» REQUEST: Write the number of lines holding the word "Машиностроение", and nothing else.

Dataset records on visual material
- - - - - - -

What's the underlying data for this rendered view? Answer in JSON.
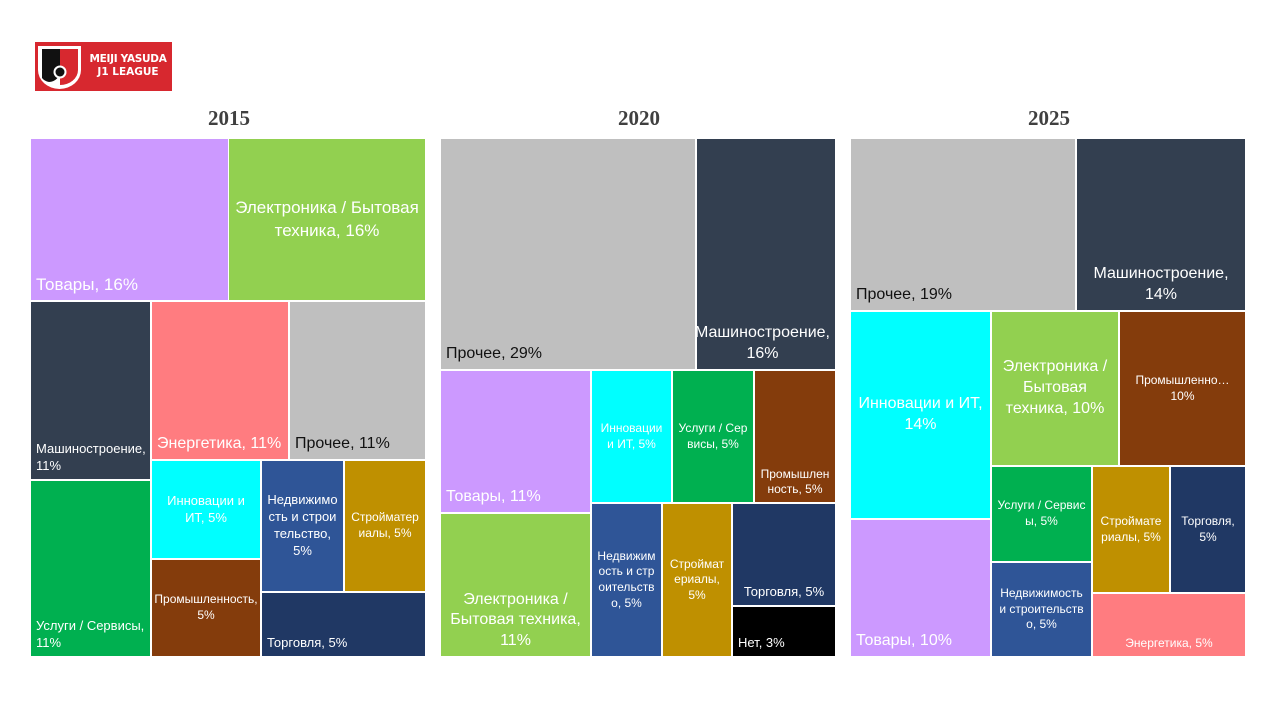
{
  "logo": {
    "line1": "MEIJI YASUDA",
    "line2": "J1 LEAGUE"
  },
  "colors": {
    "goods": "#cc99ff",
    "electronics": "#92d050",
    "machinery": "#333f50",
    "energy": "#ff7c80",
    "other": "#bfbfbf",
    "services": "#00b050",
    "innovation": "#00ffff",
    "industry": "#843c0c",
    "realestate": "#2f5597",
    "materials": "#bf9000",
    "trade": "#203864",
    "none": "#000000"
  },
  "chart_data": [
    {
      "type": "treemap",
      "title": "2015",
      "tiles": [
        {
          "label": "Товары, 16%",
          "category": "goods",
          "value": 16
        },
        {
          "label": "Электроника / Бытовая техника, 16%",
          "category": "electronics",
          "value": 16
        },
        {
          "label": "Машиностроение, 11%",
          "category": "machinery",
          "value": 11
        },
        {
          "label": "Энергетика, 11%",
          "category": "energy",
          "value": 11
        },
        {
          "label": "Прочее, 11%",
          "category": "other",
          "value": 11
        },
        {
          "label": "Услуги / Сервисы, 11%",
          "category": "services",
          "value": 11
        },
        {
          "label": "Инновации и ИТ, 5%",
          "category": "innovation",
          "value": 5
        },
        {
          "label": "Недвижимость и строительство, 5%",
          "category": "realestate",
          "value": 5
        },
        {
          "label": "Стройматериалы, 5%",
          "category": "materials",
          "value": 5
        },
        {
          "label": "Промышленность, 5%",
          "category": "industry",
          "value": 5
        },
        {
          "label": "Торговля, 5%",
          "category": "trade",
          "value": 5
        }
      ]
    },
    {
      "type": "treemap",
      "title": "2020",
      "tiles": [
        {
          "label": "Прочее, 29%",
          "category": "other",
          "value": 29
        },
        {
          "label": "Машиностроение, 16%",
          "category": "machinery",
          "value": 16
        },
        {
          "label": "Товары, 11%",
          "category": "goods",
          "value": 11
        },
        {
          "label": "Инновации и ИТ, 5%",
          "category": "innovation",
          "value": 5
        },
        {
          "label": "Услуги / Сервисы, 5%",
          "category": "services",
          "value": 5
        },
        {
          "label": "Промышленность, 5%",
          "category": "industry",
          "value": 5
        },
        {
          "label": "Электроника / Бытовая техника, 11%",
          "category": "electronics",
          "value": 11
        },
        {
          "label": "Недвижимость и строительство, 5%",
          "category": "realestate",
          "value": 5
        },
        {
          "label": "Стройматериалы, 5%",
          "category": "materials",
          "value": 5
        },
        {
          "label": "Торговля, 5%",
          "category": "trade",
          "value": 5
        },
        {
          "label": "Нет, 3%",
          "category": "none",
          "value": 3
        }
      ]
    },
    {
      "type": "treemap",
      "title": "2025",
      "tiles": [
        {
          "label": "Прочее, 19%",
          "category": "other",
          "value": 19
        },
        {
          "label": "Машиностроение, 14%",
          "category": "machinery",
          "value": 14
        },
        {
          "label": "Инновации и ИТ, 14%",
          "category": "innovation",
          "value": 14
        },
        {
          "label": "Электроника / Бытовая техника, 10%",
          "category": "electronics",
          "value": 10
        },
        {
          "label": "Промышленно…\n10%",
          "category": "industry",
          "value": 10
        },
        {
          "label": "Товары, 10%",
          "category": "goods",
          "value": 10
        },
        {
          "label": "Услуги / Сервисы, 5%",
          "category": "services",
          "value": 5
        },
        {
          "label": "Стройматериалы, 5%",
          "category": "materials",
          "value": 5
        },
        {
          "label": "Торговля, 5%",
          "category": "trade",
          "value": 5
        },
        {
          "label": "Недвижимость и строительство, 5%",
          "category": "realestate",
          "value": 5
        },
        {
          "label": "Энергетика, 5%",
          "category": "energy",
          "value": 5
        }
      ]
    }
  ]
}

- - - - - - -

» RESULT OF THE TASK: 3